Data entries
+===+

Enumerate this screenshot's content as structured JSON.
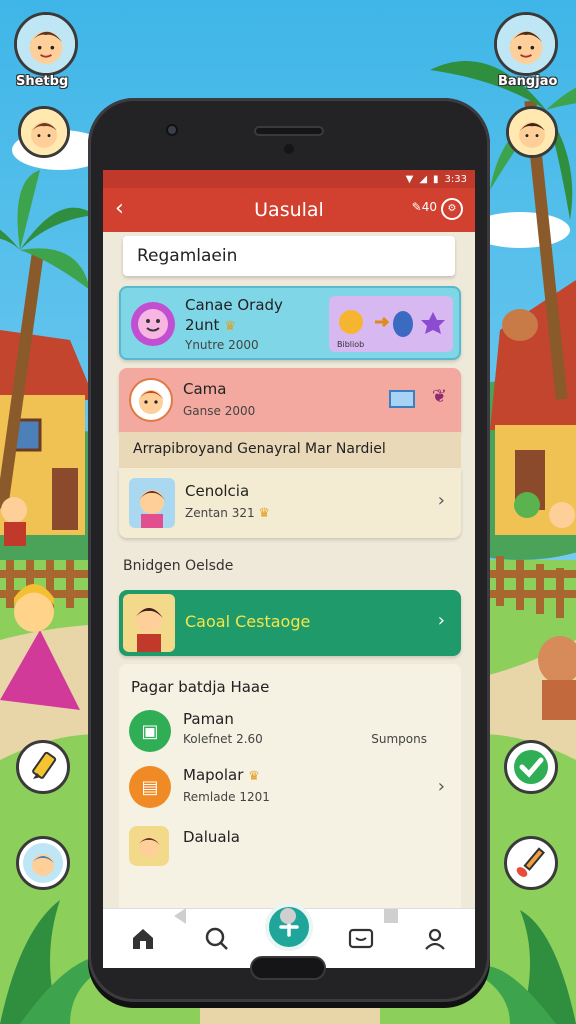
{
  "corner": {
    "top_left_label": "Shetbg",
    "top_right_label": "Bangjao"
  },
  "status": {
    "time": "3:33"
  },
  "appbar": {
    "title": "Uasulal",
    "action_label": "40"
  },
  "search": {
    "text": "Regamlaein"
  },
  "cards": {
    "card1": {
      "title": "Canae Orady",
      "subtitle": "2unt",
      "meta": "Ynutre 2000",
      "art_label": "Bibliob"
    },
    "card2": {
      "title": "Cama",
      "meta": "Ganse 2000"
    },
    "card2_banner": {
      "text": "Arrapibroyand Genayral Mar Nardiel"
    },
    "card3": {
      "title": "Cenolcia",
      "meta": "Zentan 321"
    }
  },
  "section1": {
    "label": "Bnidgen Oelsde"
  },
  "featured": {
    "title": "Caoal Cestaoge"
  },
  "panel": {
    "title": "Pagar batdja Haae",
    "items": [
      {
        "title": "Paman",
        "meta": "Kolefnet 2.60",
        "right": "Sumpons"
      },
      {
        "title": "Mapolar",
        "meta": "Remlade 1201",
        "right": ""
      },
      {
        "title": "Daluala",
        "meta": "",
        "right": ""
      }
    ]
  },
  "colors": {
    "appbar": "#d2402f",
    "statusbar": "#c0392b",
    "card1_bg": "#7fd6e6",
    "card2_bg": "#f4a9a0",
    "banner_bg": "#e9d9b8",
    "card3_bg": "#f3ecd2",
    "featured_bg": "#1f9a6b",
    "fab": "#1fa59a"
  },
  "icons": {
    "back": "arrow-left-icon",
    "nav": [
      "home-icon",
      "search-icon",
      "add-icon",
      "message-icon",
      "profile-icon"
    ],
    "system": [
      "back-triangle-icon",
      "home-circle-icon",
      "recent-square-icon"
    ]
  }
}
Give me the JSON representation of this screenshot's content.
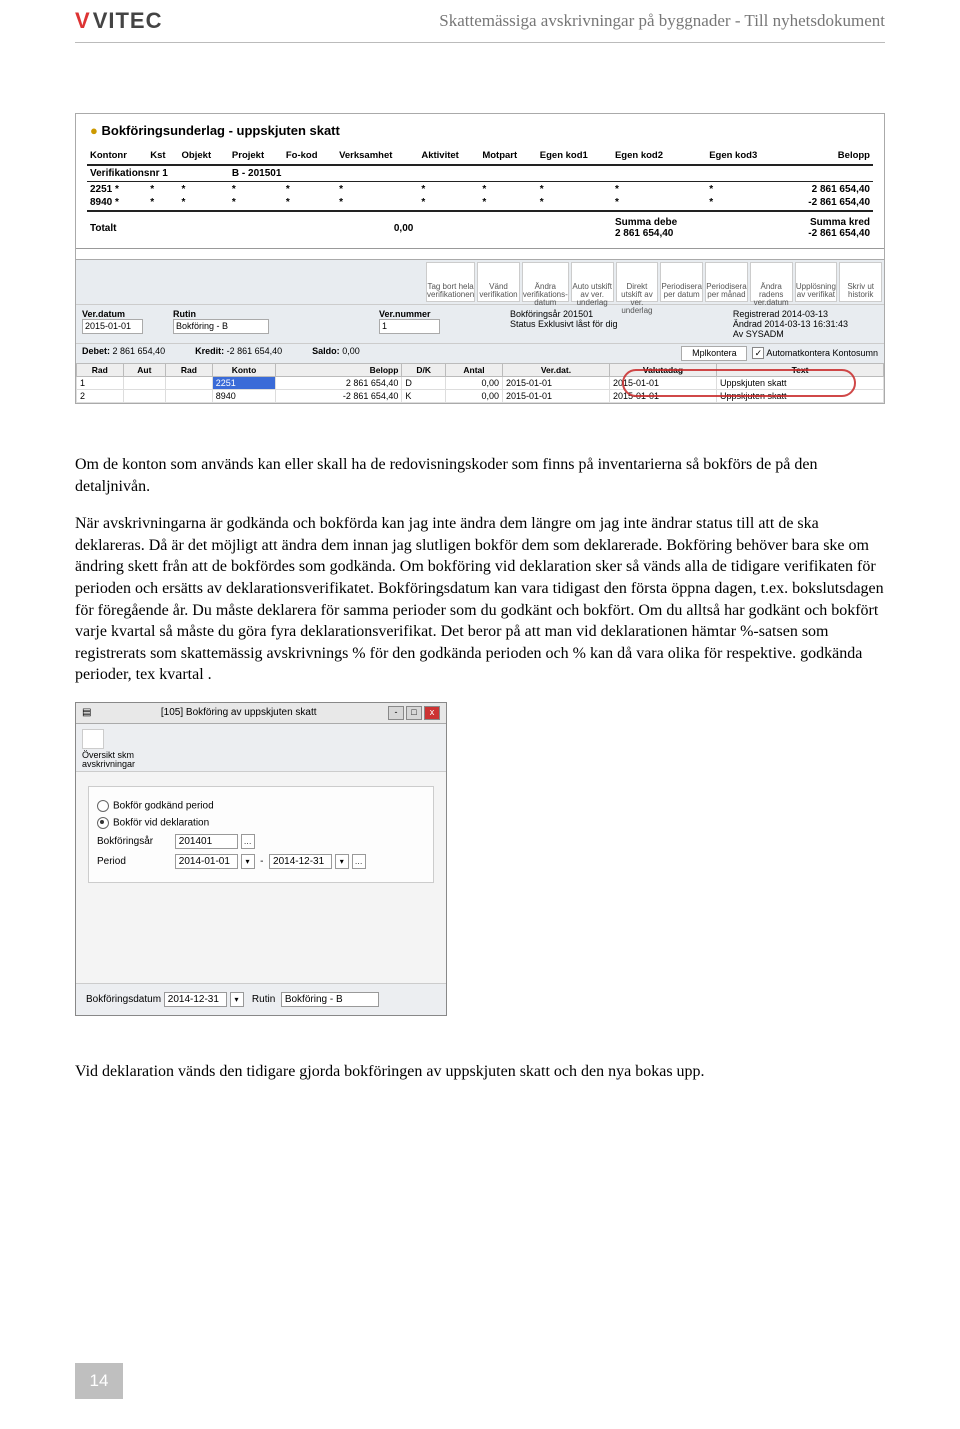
{
  "header": {
    "logo": "VITEC",
    "title": "Skattemässiga avskrivningar på byggnader - Till nyhetsdokument"
  },
  "fig1": {
    "title": "Bokföringsunderlag - uppskjuten skatt",
    "cols": [
      "Kontonr",
      "Kst",
      "Objekt",
      "Projekt",
      "Fo-kod",
      "Verksamhet",
      "Aktivitet",
      "Motpart",
      "Egen kod1",
      "Egen kod2",
      "Egen kod3",
      "Belopp"
    ],
    "ver_label": "Verifikationsnr 1",
    "ver_meta": "B  -  201501",
    "rows": [
      {
        "konto": "2251",
        "belopp": "2 861 654,40"
      },
      {
        "konto": "8940",
        "belopp": "-2 861 654,40"
      }
    ],
    "totalt": "Totalt",
    "totv": "0,00",
    "sd_lbl": "Summa debe",
    "sd_val": "2 861 654,40",
    "sk_lbl": "Summa kred",
    "sk_val": "-2 861 654,40",
    "toolbar": [
      "Tag bort hela verifikationen",
      "Vänd verifikation",
      "Ändra verifikations-datum",
      "Auto utskift av ver. underlag",
      "Direkt utskift av ver. underlag",
      "Periodisera per datum",
      "Periodisera per månad",
      "Ändra radens ver.datum",
      "Upplösning av verifikat",
      "Skriv ut historik"
    ],
    "meta": {
      "verdatum_l": "Ver.datum",
      "verdatum": "2015-01-01",
      "rutin_l": "Rutin",
      "rutin": "Bokföring - B",
      "vernr_l": "Ver.nummer",
      "vernr": "1",
      "bokfar_l": "Bokföringsår",
      "bokfar": "201501",
      "status_l": "Status",
      "status": "Exklusivt låst för dig",
      "reg_l": "Registrerad",
      "reg": "2014-03-13",
      "and_l": "Ändrad",
      "and": "2014-03-13 16:31:43",
      "av_l": "Av",
      "av": "SYSADM"
    },
    "sum": {
      "debet_l": "Debet:",
      "debet": "2 861 654,40",
      "kredit_l": "Kredit:",
      "kredit": "-2 861 654,40",
      "saldo_l": "Saldo:",
      "saldo": "0,00",
      "btn": "Mplkontera",
      "auto": "Automatkontera   Kontosumn"
    },
    "ghdr": [
      "Rad",
      "Aut",
      "Rad",
      "Konto",
      "Belopp",
      "D/K",
      "Antal",
      "Ver.dat.",
      "Valutadag",
      "Text"
    ],
    "grows": [
      {
        "r": "1",
        "konto": "2251",
        "bel": "2 861 654,40",
        "dk": "D",
        "ant": "0,00",
        "vd": "2015-01-01",
        "vdag": "2015-01-01",
        "txt": "Uppskjuten skatt"
      },
      {
        "r": "2",
        "konto": "8940",
        "bel": "-2 861 654,40",
        "dk": "K",
        "ant": "0,00",
        "vd": "2015-01-01",
        "vdag": "2015-01-01",
        "txt": "Uppskjuten skatt"
      }
    ]
  },
  "para1": "Om de konton som används kan eller skall ha de redovisningskoder som finns på inventarierna så bokförs de på den detaljnivån.",
  "para2": "När avskrivningarna är godkända och bokförda kan jag inte ändra dem längre om jag inte ändrar status till att de ska deklareras. Då är det möjligt att ändra dem innan jag slutligen bokför dem som deklarerade. Bokföring behöver bara ske om ändring skett från att de bokfördes som godkända. Om bokföring vid deklaration sker så vänds alla de tidigare verifikaten för perioden och ersätts av deklarationsverifikatet. Bokföringsdatum kan vara tidigast den första öppna dagen, t.ex. bokslutsdagen för föregående år.  Du måste deklarera för samma perioder som du godkänt och bokfört. Om du alltså har godkänt och bokfört varje kvartal så måste du göra fyra deklarationsverifikat. Det beror på att man vid deklarationen hämtar %-satsen som registrerats som skattemässig avskrivnings % för den godkända perioden och %  kan då vara olika för respektive. godkända perioder, tex kvartal .",
  "fig2": {
    "title": "[105] Bokföring av uppskjuten skatt",
    "tool": "Översikt skm avskrivningar",
    "r1": "Bokför godkänd period",
    "r2": "Bokför vid deklaration",
    "bokar_l": "Bokföringsår",
    "bokar": "201401",
    "period_l": "Period",
    "p1": "2014-01-01",
    "p2": "2014-12-31",
    "bd_l": "Bokföringsdatum",
    "bd": "2014-12-31",
    "rutin_l": "Rutin",
    "rutin": "Bokföring - B"
  },
  "para3": "Vid deklaration vänds den tidigare gjorda bokföringen av uppskjuten skatt och den nya bokas upp.",
  "pagenum": "14"
}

+===+

WHAT YOU SHOULD DO.
Print the complete listing exactly, apart from any pictures.

CORRECT RESPONSE.
Enumerate this screenshot's content as structured JSON.
{
  "corner": {
    "top_left_label": "Shetbg",
    "top_right_label": "Bangjao"
  },
  "status": {
    "time": "3:33"
  },
  "appbar": {
    "title": "Uasulal",
    "action_label": "40"
  },
  "search": {
    "text": "Regamlaein"
  },
  "cards": {
    "card1": {
      "title": "Canae Orady",
      "subtitle": "2unt",
      "meta": "Ynutre 2000",
      "art_label": "Bibliob"
    },
    "card2": {
      "title": "Cama",
      "meta": "Ganse 2000"
    },
    "card2_banner": {
      "text": "Arrapibroyand Genayral Mar Nardiel"
    },
    "card3": {
      "title": "Cenolcia",
      "meta": "Zentan 321"
    }
  },
  "section1": {
    "label": "Bnidgen Oelsde"
  },
  "featured": {
    "title": "Caoal Cestaoge"
  },
  "panel": {
    "title": "Pagar batdja Haae",
    "items": [
      {
        "title": "Paman",
        "meta": "Kolefnet 2.60",
        "right": "Sumpons"
      },
      {
        "title": "Mapolar",
        "meta": "Remlade 1201",
        "right": ""
      },
      {
        "title": "Daluala",
        "meta": "",
        "right": ""
      }
    ]
  },
  "colors": {
    "appbar": "#d2402f",
    "statusbar": "#c0392b",
    "card1_bg": "#7fd6e6",
    "card2_bg": "#f4a9a0",
    "banner_bg": "#e9d9b8",
    "card3_bg": "#f3ecd2",
    "featured_bg": "#1f9a6b",
    "fab": "#1fa59a"
  },
  "icons": {
    "back": "arrow-left-icon",
    "nav": [
      "home-icon",
      "search-icon",
      "add-icon",
      "message-icon",
      "profile-icon"
    ],
    "system": [
      "back-triangle-icon",
      "home-circle-icon",
      "recent-square-icon"
    ]
  }
}
Give me the JSON representation of this screenshot's content.
{
  "header": {
    "logo": "VITEC",
    "title": "Skattemässiga avskrivningar på byggnader - Till nyhetsdokument"
  },
  "fig1": {
    "title": "Bokföringsunderlag - uppskjuten skatt",
    "cols": [
      "Kontonr",
      "Kst",
      "Objekt",
      "Projekt",
      "Fo-kod",
      "Verksamhet",
      "Aktivitet",
      "Motpart",
      "Egen kod1",
      "Egen kod2",
      "Egen kod3",
      "Belopp"
    ],
    "ver_label": "Verifikationsnr 1",
    "ver_meta": "B  -  201501",
    "rows": [
      {
        "konto": "2251",
        "belopp": "2 861 654,40"
      },
      {
        "konto": "8940",
        "belopp": "-2 861 654,40"
      }
    ],
    "totalt": "Totalt",
    "totv": "0,00",
    "sd_lbl": "Summa debe",
    "sd_val": "2 861 654,40",
    "sk_lbl": "Summa kred",
    "sk_val": "-2 861 654,40",
    "toolbar": [
      "Tag bort hela verifikationen",
      "Vänd verifikation",
      "Ändra verifikations-datum",
      "Auto utskift av ver. underlag",
      "Direkt utskift av ver. underlag",
      "Periodisera per datum",
      "Periodisera per månad",
      "Ändra radens ver.datum",
      "Upplösning av verifikat",
      "Skriv ut historik"
    ],
    "meta": {
      "verdatum_l": "Ver.datum",
      "verdatum": "2015-01-01",
      "rutin_l": "Rutin",
      "rutin": "Bokföring - B",
      "vernr_l": "Ver.nummer",
      "vernr": "1",
      "bokfar_l": "Bokföringsår",
      "bokfar": "201501",
      "status_l": "Status",
      "status": "Exklusivt låst för dig",
      "reg_l": "Registrerad",
      "reg": "2014-03-13",
      "and_l": "Ändrad",
      "and": "2014-03-13 16:31:43",
      "av_l": "Av",
      "av": "SYSADM"
    },
    "sum": {
      "debet_l": "Debet:",
      "debet": "2 861 654,40",
      "kredit_l": "Kredit:",
      "kredit": "-2 861 654,40",
      "saldo_l": "Saldo:",
      "saldo": "0,00",
      "btn": "Mplkontera",
      "auto": "Automatkontera   Kontosumn"
    },
    "ghdr": [
      "Rad",
      "Aut",
      "Rad",
      "Konto",
      "Belopp",
      "D/K",
      "Antal",
      "Ver.dat.",
      "Valutadag",
      "Text"
    ],
    "grows": [
      {
        "r": "1",
        "konto": "2251",
        "bel": "2 861 654,40",
        "dk": "D",
        "ant": "0,00",
        "vd": "2015-01-01",
        "vdag": "2015-01-01",
        "txt": "Uppskjuten skatt"
      },
      {
        "r": "2",
        "konto": "8940",
        "bel": "-2 861 654,40",
        "dk": "K",
        "ant": "0,00",
        "vd": "2015-01-01",
        "vdag": "2015-01-01",
        "txt": "Uppskjuten skatt"
      }
    ]
  },
  "para1": "Om de konton som används kan eller skall ha de redovisningskoder som finns på inventarierna så bokförs de på den detaljnivån.",
  "para2": "När avskrivningarna är godkända och bokförda kan jag inte ändra dem längre om jag inte ändrar status till att de ska deklareras. Då är det möjligt att ändra dem innan jag slutligen bokför dem som deklarerade. Bokföring behöver bara ske om ändring skett från att de bokfördes som godkända. Om bokföring vid deklaration sker så vänds alla de tidigare verifikaten för perioden och ersätts av deklarationsverifikatet. Bokföringsdatum kan vara tidigast den första öppna dagen, t.ex. bokslutsdagen för föregående år.  Du måste deklarera för samma perioder som du godkänt och bokfört. Om du alltså har godkänt och bokfört varje kvartal så måste du göra fyra deklarationsverifikat. Det beror på att man vid deklarationen hämtar %-satsen som registrerats som skattemässig avskrivnings % för den godkända perioden och %  kan då vara olika för respektive. godkända perioder, tex kvartal .",
  "fig2": {
    "title": "[105] Bokföring av uppskjuten skatt",
    "tool": "Översikt skm avskrivningar",
    "r1": "Bokför godkänd period",
    "r2": "Bokför vid deklaration",
    "bokar_l": "Bokföringsår",
    "bokar": "201401",
    "period_l": "Period",
    "p1": "2014-01-01",
    "p2": "2014-12-31",
    "bd_l": "Bokföringsdatum",
    "bd": "2014-12-31",
    "rutin_l": "Rutin",
    "rutin": "Bokföring - B"
  },
  "para3": "Vid deklaration vänds den tidigare gjorda bokföringen av uppskjuten skatt och den nya bokas upp.",
  "pagenum": "14"
}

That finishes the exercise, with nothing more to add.